What this task involves: Draw out every line with the word "percentile" from the listing below.

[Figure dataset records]
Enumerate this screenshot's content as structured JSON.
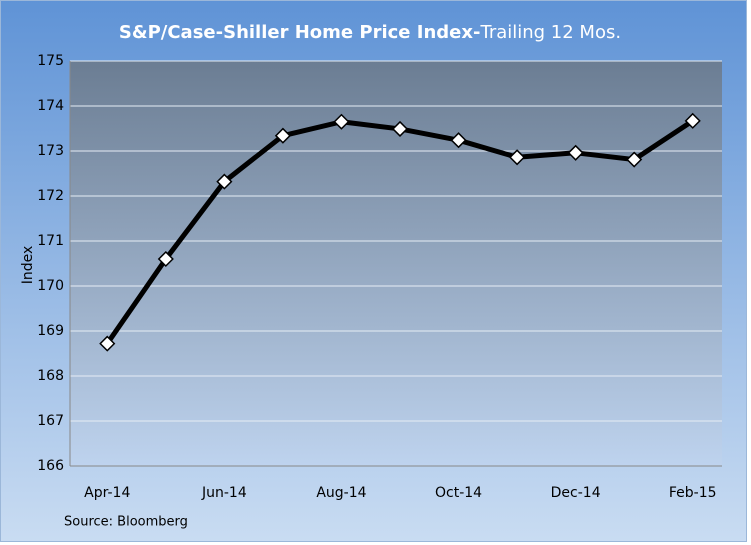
{
  "chart_data": {
    "type": "line",
    "title": "S&P/Case-Shiller Home Price Index-",
    "subtitle": "Trailing 12 Mos.",
    "y_label": "Index",
    "source": "Source: Bloomberg",
    "categories": [
      "Apr-14",
      null,
      "Jun-14",
      null,
      "Aug-14",
      null,
      "Oct-14",
      null,
      "Dec-14",
      null,
      "Feb-15"
    ],
    "series": [
      {
        "name": "Index",
        "color": "#000000",
        "values": [
          168.72,
          170.6,
          172.32,
          173.34,
          173.65,
          173.49,
          173.24,
          172.86,
          172.96,
          172.81,
          173.67
        ]
      }
    ],
    "ylim": [
      166,
      175
    ],
    "yticks": [
      166,
      167,
      168,
      169,
      170,
      171,
      172,
      173,
      174,
      175
    ],
    "grid": true
  }
}
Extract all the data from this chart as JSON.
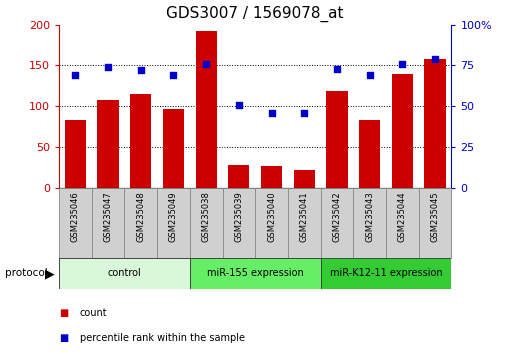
{
  "title": "GDS3007 / 1569078_at",
  "samples": [
    "GSM235046",
    "GSM235047",
    "GSM235048",
    "GSM235049",
    "GSM235038",
    "GSM235039",
    "GSM235040",
    "GSM235041",
    "GSM235042",
    "GSM235043",
    "GSM235044",
    "GSM235045"
  ],
  "counts": [
    83,
    108,
    115,
    97,
    192,
    28,
    27,
    22,
    119,
    83,
    140,
    158
  ],
  "percentile": [
    69,
    74,
    72,
    69,
    76,
    51,
    46,
    46,
    73,
    69,
    76,
    79
  ],
  "groups": [
    {
      "label": "control",
      "start": 0,
      "end": 4,
      "color": "#d9f7d9"
    },
    {
      "label": "miR-155 expression",
      "start": 4,
      "end": 8,
      "color": "#66ee66"
    },
    {
      "label": "miR-K12-11 expression",
      "start": 8,
      "end": 12,
      "color": "#33cc33"
    }
  ],
  "bar_color": "#cc0000",
  "dot_color": "#0000cc",
  "left_ylim": [
    0,
    200
  ],
  "right_ylim": [
    0,
    100
  ],
  "left_yticks": [
    0,
    50,
    100,
    150,
    200
  ],
  "right_yticks": [
    0,
    25,
    50,
    75,
    100
  ],
  "left_yticklabels": [
    "0",
    "50",
    "100",
    "150",
    "200"
  ],
  "right_yticklabels": [
    "0",
    "25",
    "50",
    "75",
    "100%"
  ],
  "grid_values": [
    50,
    100,
    150
  ],
  "title_fontsize": 11,
  "axis_color_left": "#cc0000",
  "axis_color_right": "#0000cc",
  "sample_box_color": "#d0d0d0",
  "legend_items": [
    {
      "label": "count",
      "color": "#cc0000"
    },
    {
      "label": "percentile rank within the sample",
      "color": "#0000cc"
    }
  ]
}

Correct result:
  "percentile": [
      "label": "percentile rank within the sample",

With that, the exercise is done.